[Dataset records]
— start —

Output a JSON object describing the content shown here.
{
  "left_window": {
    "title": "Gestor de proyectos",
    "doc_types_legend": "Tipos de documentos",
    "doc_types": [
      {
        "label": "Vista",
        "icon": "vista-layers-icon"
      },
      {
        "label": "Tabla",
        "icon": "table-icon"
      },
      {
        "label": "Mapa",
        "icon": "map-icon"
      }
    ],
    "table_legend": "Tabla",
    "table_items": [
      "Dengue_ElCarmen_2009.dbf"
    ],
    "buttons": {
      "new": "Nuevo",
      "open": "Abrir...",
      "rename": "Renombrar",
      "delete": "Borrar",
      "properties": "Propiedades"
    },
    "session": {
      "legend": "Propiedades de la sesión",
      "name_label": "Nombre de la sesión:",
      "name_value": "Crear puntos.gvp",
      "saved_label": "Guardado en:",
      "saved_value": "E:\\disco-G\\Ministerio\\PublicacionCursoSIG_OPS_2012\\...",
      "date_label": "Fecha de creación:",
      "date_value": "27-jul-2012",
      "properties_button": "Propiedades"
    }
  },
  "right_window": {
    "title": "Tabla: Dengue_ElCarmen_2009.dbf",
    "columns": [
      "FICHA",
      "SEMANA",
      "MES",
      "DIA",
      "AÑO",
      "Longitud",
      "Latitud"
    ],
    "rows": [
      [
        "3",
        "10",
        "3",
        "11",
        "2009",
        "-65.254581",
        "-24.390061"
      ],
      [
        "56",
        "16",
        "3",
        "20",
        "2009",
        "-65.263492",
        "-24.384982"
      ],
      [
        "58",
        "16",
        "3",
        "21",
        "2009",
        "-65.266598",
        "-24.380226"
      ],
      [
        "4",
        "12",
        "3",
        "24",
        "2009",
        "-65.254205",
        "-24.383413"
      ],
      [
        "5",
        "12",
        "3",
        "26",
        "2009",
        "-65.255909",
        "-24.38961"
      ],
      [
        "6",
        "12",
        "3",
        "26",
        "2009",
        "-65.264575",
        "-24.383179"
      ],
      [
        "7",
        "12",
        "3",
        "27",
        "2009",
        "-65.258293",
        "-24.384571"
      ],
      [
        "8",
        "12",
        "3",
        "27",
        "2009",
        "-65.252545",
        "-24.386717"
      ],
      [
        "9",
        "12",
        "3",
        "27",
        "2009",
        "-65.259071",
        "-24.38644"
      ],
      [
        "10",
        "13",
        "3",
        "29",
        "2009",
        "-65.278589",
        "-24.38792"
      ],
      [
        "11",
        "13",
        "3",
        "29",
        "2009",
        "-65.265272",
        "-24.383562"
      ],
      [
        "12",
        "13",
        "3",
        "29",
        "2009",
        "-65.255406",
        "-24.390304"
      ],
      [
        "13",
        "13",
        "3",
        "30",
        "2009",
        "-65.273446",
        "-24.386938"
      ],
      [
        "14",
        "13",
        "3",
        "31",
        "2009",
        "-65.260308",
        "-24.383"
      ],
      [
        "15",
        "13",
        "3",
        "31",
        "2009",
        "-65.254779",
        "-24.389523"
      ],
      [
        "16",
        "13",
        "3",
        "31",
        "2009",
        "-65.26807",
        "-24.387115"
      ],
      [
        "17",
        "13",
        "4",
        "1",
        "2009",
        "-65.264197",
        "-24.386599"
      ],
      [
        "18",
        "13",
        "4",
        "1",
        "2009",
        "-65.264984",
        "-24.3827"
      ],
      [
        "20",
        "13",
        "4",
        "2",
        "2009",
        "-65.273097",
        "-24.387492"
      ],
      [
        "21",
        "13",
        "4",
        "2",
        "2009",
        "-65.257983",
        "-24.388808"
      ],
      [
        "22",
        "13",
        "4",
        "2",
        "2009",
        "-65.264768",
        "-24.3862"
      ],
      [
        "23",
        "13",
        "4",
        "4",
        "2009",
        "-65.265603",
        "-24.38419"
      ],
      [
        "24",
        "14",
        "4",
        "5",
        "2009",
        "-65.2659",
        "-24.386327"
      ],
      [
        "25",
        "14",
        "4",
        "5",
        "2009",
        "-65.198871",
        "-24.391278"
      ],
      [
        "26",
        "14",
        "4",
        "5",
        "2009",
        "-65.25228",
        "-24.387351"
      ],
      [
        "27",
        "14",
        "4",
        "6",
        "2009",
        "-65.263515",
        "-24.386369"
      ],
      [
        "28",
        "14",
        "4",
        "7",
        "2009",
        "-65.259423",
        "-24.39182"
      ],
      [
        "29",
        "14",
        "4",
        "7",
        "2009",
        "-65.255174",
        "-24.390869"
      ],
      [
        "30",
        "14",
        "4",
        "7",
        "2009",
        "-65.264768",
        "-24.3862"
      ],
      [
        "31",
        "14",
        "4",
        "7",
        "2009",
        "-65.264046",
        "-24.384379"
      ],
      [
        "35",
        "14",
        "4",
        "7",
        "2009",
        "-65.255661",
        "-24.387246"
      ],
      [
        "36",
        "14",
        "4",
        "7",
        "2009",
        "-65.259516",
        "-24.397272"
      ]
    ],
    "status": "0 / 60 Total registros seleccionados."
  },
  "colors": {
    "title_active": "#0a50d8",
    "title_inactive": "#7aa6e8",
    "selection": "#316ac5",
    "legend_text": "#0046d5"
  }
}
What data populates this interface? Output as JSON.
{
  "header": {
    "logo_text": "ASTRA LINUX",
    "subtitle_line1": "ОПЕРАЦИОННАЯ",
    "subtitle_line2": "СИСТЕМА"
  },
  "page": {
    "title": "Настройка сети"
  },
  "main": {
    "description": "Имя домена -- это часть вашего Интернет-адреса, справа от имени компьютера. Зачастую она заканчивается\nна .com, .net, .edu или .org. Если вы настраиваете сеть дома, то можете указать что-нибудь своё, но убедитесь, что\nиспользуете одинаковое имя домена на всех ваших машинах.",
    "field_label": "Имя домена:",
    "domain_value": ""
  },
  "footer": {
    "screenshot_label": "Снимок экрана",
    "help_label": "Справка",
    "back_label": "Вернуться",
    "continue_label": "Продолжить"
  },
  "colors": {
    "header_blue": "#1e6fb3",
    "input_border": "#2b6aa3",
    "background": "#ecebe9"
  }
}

— end —

Given instruction:
Extract each line from the listing above, please, and repeat it exactly.

Task result:
Output a JSON object describing the content shown here.
{
  "left_window": {
    "title": "Gestor de proyectos",
    "doc_types_legend": "Tipos de documentos",
    "doc_types": [
      {
        "label": "Vista",
        "icon": "vista-layers-icon"
      },
      {
        "label": "Tabla",
        "icon": "table-icon"
      },
      {
        "label": "Mapa",
        "icon": "map-icon"
      }
    ],
    "table_legend": "Tabla",
    "table_items": [
      "Dengue_ElCarmen_2009.dbf"
    ],
    "buttons": {
      "new": "Nuevo",
      "open": "Abrir...",
      "rename": "Renombrar",
      "delete": "Borrar",
      "properties": "Propiedades"
    },
    "session": {
      "legend": "Propiedades de la sesión",
      "name_label": "Nombre de la sesión:",
      "name_value": "Crear puntos.gvp",
      "saved_label": "Guardado en:",
      "saved_value": "E:\\disco-G\\Ministerio\\PublicacionCursoSIG_OPS_2012\\...",
      "date_label": "Fecha de creación:",
      "date_value": "27-jul-2012",
      "properties_button": "Propiedades"
    }
  },
  "right_window": {
    "title": "Tabla: Dengue_ElCarmen_2009.dbf",
    "columns": [
      "FICHA",
      "SEMANA",
      "MES",
      "DIA",
      "AÑO",
      "Longitud",
      "Latitud"
    ],
    "rows": [
      [
        "3",
        "10",
        "3",
        "11",
        "2009",
        "-65.254581",
        "-24.390061"
      ],
      [
        "56",
        "16",
        "3",
        "20",
        "2009",
        "-65.263492",
        "-24.384982"
      ],
      [
        "58",
        "16",
        "3",
        "21",
        "2009",
        "-65.266598",
        "-24.380226"
      ],
      [
        "4",
        "12",
        "3",
        "24",
        "2009",
        "-65.254205",
        "-24.383413"
      ],
      [
        "5",
        "12",
        "3",
        "26",
        "2009",
        "-65.255909",
        "-24.38961"
      ],
      [
        "6",
        "12",
        "3",
        "26",
        "2009",
        "-65.264575",
        "-24.383179"
      ],
      [
        "7",
        "12",
        "3",
        "27",
        "2009",
        "-65.258293",
        "-24.384571"
      ],
      [
        "8",
        "12",
        "3",
        "27",
        "2009",
        "-65.252545",
        "-24.386717"
      ],
      [
        "9",
        "12",
        "3",
        "27",
        "2009",
        "-65.259071",
        "-24.38644"
      ],
      [
        "10",
        "13",
        "3",
        "29",
        "2009",
        "-65.278589",
        "-24.38792"
      ],
      [
        "11",
        "13",
        "3",
        "29",
        "2009",
        "-65.265272",
        "-24.383562"
      ],
      [
        "12",
        "13",
        "3",
        "29",
        "2009",
        "-65.255406",
        "-24.390304"
      ],
      [
        "13",
        "13",
        "3",
        "30",
        "2009",
        "-65.273446",
        "-24.386938"
      ],
      [
        "14",
        "13",
        "3",
        "31",
        "2009",
        "-65.260308",
        "-24.383"
      ],
      [
        "15",
        "13",
        "3",
        "31",
        "2009",
        "-65.254779",
        "-24.389523"
      ],
      [
        "16",
        "13",
        "3",
        "31",
        "2009",
        "-65.26807",
        "-24.387115"
      ],
      [
        "17",
        "13",
        "4",
        "1",
        "2009",
        "-65.264197",
        "-24.386599"
      ],
      [
        "18",
        "13",
        "4",
        "1",
        "2009",
        "-65.264984",
        "-24.3827"
      ],
      [
        "20",
        "13",
        "4",
        "2",
        "2009",
        "-65.273097",
        "-24.387492"
      ],
      [
        "21",
        "13",
        "4",
        "2",
        "2009",
        "-65.257983",
        "-24.388808"
      ],
      [
        "22",
        "13",
        "4",
        "2",
        "2009",
        "-65.264768",
        "-24.3862"
      ],
      [
        "23",
        "13",
        "4",
        "4",
        "2009",
        "-65.265603",
        "-24.38419"
      ],
      [
        "24",
        "14",
        "4",
        "5",
        "2009",
        "-65.2659",
        "-24.386327"
      ],
      [
        "25",
        "14",
        "4",
        "5",
        "2009",
        "-65.198871",
        "-24.391278"
      ],
      [
        "26",
        "14",
        "4",
        "5",
        "2009",
        "-65.25228",
        "-24.387351"
      ],
      [
        "27",
        "14",
        "4",
        "6",
        "2009",
        "-65.263515",
        "-24.386369"
      ],
      [
        "28",
        "14",
        "4",
        "7",
        "2009",
        "-65.259423",
        "-24.39182"
      ],
      [
        "29",
        "14",
        "4",
        "7",
        "2009",
        "-65.255174",
        "-24.390869"
      ],
      [
        "30",
        "14",
        "4",
        "7",
        "2009",
        "-65.264768",
        "-24.3862"
      ],
      [
        "31",
        "14",
        "4",
        "7",
        "2009",
        "-65.264046",
        "-24.384379"
      ],
      [
        "35",
        "14",
        "4",
        "7",
        "2009",
        "-65.255661",
        "-24.387246"
      ],
      [
        "36",
        "14",
        "4",
        "7",
        "2009",
        "-65.259516",
        "-24.397272"
      ]
    ],
    "status": "0 / 60 Total registros seleccionados."
  },
  "colors": {
    "title_active": "#0a50d8",
    "title_inactive": "#7aa6e8",
    "selection": "#316ac5",
    "legend_text": "#0046d5"
  }
}
What data populates this interface? Output as JSON.
{
  "header": {
    "logo_text": "ASTRA LINUX",
    "subtitle_line1": "ОПЕРАЦИОННАЯ",
    "subtitle_line2": "СИСТЕМА"
  },
  "page": {
    "title": "Настройка сети"
  },
  "main": {
    "description": "Имя домена -- это часть вашего Интернет-адреса, справа от имени компьютера. Зачастую она заканчивается\nна .com, .net, .edu или .org. Если вы настраиваете сеть дома, то можете указать что-нибудь своё, но убедитесь, что\nиспользуете одинаковое имя домена на всех ваших машинах.",
    "field_label": "Имя домена:",
    "domain_value": ""
  },
  "footer": {
    "screenshot_label": "Снимок экрана",
    "help_label": "Справка",
    "back_label": "Вернуться",
    "continue_label": "Продолжить"
  },
  "colors": {
    "header_blue": "#1e6fb3",
    "input_border": "#2b6aa3",
    "background": "#ecebe9"
  }
}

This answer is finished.